# REQUIREMENTS
Locate every line below that contains the word "ジルコニアボンド" and copy it.

# GIVEN RECORDS

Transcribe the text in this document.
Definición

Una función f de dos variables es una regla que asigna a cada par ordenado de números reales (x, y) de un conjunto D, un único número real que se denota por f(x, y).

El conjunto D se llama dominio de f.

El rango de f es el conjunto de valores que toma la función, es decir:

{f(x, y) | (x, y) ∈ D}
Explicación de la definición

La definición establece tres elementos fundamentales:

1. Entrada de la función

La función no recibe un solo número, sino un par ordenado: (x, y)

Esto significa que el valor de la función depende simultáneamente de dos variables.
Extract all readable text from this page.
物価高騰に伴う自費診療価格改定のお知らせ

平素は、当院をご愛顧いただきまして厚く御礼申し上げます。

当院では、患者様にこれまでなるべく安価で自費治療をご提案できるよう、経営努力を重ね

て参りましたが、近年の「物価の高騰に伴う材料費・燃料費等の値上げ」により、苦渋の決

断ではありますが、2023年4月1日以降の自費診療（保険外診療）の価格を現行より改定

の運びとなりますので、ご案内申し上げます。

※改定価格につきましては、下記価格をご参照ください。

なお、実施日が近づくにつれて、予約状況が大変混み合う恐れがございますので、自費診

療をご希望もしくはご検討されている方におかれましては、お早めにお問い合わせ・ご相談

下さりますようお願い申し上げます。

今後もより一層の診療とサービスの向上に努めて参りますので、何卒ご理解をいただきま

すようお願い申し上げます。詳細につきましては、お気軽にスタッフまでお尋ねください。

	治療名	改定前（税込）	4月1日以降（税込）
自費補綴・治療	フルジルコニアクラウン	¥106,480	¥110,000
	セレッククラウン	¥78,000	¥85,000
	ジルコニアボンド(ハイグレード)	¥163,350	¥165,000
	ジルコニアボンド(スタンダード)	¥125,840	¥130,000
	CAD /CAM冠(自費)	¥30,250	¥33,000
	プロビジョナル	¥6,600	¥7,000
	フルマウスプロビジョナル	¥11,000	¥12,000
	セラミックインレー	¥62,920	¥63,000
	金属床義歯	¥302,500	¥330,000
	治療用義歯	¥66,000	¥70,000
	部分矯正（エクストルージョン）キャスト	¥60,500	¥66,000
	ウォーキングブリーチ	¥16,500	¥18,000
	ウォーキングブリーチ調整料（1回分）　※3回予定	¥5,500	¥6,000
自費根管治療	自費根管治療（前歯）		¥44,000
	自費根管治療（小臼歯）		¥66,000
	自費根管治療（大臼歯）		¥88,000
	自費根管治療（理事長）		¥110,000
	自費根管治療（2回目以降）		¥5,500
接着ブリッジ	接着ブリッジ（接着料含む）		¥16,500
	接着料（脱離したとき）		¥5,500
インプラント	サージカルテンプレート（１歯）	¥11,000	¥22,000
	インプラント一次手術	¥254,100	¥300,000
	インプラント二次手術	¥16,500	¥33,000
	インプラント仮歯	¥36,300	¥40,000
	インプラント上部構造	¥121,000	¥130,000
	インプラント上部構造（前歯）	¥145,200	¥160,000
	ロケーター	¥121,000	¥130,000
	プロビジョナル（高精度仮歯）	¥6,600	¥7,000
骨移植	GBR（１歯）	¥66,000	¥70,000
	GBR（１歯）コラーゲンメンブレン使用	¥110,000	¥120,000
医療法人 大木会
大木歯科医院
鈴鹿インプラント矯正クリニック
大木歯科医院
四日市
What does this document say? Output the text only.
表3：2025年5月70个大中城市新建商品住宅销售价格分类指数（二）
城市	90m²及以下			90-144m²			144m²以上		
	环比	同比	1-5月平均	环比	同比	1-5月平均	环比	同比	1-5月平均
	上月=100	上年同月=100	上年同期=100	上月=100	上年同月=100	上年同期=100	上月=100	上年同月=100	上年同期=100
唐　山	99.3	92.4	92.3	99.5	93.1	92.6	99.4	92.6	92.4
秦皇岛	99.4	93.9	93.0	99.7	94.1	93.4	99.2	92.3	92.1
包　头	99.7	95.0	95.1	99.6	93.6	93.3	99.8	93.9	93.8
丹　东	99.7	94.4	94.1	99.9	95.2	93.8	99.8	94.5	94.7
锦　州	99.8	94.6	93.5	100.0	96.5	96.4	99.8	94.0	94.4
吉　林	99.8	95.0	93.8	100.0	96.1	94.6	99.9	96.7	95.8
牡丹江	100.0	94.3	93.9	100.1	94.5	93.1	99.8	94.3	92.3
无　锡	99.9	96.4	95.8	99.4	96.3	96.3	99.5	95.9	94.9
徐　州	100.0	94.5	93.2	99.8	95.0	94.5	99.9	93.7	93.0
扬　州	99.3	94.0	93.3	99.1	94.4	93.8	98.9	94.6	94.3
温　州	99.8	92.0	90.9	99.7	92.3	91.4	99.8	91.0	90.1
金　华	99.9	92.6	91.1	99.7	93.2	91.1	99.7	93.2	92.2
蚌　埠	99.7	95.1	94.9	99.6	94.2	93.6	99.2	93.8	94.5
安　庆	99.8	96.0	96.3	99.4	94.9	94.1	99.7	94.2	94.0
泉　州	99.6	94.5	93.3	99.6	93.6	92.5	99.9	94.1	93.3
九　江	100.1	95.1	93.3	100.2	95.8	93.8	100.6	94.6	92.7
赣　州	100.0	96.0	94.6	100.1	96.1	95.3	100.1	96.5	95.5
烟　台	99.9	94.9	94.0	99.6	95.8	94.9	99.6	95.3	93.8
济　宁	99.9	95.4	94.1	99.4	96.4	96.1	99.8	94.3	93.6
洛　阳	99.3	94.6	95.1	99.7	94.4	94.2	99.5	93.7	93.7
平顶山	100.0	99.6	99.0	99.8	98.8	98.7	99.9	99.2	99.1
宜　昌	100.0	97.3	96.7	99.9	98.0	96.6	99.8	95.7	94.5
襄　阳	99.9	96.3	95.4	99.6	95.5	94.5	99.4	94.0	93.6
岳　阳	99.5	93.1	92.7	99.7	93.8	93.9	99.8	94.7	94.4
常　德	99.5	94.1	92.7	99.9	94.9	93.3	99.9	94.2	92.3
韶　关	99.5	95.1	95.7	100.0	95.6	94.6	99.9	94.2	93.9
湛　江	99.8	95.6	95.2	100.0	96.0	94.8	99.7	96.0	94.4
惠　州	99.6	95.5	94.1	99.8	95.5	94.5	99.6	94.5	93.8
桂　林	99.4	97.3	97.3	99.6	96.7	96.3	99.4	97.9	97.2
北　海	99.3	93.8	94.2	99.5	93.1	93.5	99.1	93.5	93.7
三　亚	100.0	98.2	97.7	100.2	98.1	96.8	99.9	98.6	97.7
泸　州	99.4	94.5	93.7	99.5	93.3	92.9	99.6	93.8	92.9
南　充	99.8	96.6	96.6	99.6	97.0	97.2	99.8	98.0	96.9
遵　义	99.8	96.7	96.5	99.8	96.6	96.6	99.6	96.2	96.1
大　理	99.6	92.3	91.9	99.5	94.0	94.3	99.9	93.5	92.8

# SOLUTION TO THIS EXERCISE
	ジルコニアボンド(ハイグレード)	¥163,350	¥165,000
	ジルコニアボンド(スタンダード)	¥125,840	¥130,000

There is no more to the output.